> _DOCUMENT SEGMENT_
Start

It was HONMONO’s very first oneman show. For the occasion, they had selected one of the most well-known venues in the Osaka visual-kei scene: Shinsaibashi Diner SHOVEL.The band was formerly known as “COPIBAN” (copy band), but resurfaced at the end of 2021 under a new name, HONMONO, and flaunting a brand new style, both in musical composition and aesthetics. Their concept: authenticity and imitation, as suggested by their name, which roughly translates to “the real thing” in English. The show started without much of warning, a gloomy melody echoing from deep within the hall. Much to everyone’s surprise, the stage curtains opened to… yet another set of white curtains. A voice started narrating, introducing the band’s concept, all the while we could see MaKa’s shadow projected onto the curtains as he pretended to be a puppet under someone’s control. He also made shadow puppets, taking full advantage of the stage props.
Once the introduction was over, the second curtain fell to the ground and the hall was dyed in red. You could feel the aggressiveness and tension in the air as they launched into “Nisemono“. Fans immediately began to headbang frantically.
Despite it being their first oneman, all the fans already seemed to know the furitsuke perfectly. Through his rather sinister mannerism, MaKa acted as if he was an obake (a Japanese ghost) while repeatedly asking the crowd, “Where is your honmono?”
Crimson lights still lingering, the hall was taken over by MaKa‘s guttural voice during “Doke no sugata“. PP came to stand at the edge of the stage, closing the distance between himself and the audience.

End

> _WHAT THE EXERCISE ASKS_
1. In the HONMONO concert report, which venue hosted the band's first oneman show?
2. Which song did the band launch into after the second curtain fell?
3. What did MaKa repeatedly ask the crowd?

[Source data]
Start

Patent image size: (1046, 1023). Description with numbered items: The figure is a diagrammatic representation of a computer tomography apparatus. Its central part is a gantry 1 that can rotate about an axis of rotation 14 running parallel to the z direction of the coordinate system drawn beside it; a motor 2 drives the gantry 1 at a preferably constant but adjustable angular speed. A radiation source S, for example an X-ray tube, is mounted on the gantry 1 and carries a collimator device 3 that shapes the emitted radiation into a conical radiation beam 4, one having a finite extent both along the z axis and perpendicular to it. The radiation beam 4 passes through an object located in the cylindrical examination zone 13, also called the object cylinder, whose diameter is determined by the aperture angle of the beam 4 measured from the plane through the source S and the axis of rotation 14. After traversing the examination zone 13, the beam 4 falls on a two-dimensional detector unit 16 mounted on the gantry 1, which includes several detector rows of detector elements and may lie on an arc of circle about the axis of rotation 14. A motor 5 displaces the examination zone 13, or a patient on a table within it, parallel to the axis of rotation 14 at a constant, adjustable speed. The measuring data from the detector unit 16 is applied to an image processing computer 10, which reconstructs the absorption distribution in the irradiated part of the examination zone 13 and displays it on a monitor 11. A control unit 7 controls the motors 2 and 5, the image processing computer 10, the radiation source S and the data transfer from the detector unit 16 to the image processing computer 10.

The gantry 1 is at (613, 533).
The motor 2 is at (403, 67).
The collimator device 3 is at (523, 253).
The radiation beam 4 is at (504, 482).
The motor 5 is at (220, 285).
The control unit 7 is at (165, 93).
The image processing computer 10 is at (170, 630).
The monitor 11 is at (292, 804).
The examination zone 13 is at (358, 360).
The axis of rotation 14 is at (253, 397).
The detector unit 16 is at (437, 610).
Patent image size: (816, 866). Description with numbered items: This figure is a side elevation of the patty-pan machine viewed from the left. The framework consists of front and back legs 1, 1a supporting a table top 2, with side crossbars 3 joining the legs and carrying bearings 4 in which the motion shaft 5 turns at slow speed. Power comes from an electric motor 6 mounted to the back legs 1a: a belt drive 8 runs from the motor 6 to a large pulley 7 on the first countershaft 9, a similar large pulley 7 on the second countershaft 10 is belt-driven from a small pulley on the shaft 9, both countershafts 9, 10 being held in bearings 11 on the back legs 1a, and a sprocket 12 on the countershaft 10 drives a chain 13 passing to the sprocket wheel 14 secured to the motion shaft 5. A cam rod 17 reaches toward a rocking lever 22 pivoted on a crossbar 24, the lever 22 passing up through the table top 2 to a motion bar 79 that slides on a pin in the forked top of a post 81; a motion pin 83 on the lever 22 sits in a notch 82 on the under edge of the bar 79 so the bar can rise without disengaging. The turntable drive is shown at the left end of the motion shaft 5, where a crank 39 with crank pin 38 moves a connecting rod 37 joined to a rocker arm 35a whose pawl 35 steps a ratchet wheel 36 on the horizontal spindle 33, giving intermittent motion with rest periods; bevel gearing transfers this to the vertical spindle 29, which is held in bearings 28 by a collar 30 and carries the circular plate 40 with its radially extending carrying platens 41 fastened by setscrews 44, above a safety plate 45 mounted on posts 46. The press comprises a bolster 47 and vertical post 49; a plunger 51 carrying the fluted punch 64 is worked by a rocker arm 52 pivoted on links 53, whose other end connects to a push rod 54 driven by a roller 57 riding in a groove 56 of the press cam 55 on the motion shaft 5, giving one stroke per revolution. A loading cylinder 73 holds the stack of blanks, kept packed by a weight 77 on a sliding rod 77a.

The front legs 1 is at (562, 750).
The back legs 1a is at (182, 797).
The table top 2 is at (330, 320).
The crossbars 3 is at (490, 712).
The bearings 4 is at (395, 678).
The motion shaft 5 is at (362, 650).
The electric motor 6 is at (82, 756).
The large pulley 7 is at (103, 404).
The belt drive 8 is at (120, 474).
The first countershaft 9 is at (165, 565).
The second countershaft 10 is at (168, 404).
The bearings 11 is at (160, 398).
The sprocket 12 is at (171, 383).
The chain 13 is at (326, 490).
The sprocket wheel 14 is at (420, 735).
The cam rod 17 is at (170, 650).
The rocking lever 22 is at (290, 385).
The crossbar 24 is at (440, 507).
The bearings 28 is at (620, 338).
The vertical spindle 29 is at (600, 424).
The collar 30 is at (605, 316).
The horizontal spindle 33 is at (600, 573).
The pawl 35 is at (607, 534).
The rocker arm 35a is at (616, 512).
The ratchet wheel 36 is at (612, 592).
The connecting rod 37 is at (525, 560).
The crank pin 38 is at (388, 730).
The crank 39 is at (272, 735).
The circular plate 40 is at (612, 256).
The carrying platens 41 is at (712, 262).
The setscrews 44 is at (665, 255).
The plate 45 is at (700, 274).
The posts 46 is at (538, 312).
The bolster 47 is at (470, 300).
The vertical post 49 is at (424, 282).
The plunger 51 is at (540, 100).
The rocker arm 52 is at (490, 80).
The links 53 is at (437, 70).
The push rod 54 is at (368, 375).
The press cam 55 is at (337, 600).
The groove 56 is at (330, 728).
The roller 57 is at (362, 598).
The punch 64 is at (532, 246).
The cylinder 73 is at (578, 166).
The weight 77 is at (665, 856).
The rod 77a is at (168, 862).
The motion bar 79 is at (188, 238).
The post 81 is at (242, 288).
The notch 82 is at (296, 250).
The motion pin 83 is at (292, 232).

End

> _SOLUTION_
1. Shinsaibashi Diner SHOVEL
2. “Nisemono”
3. “Where is your honmono?”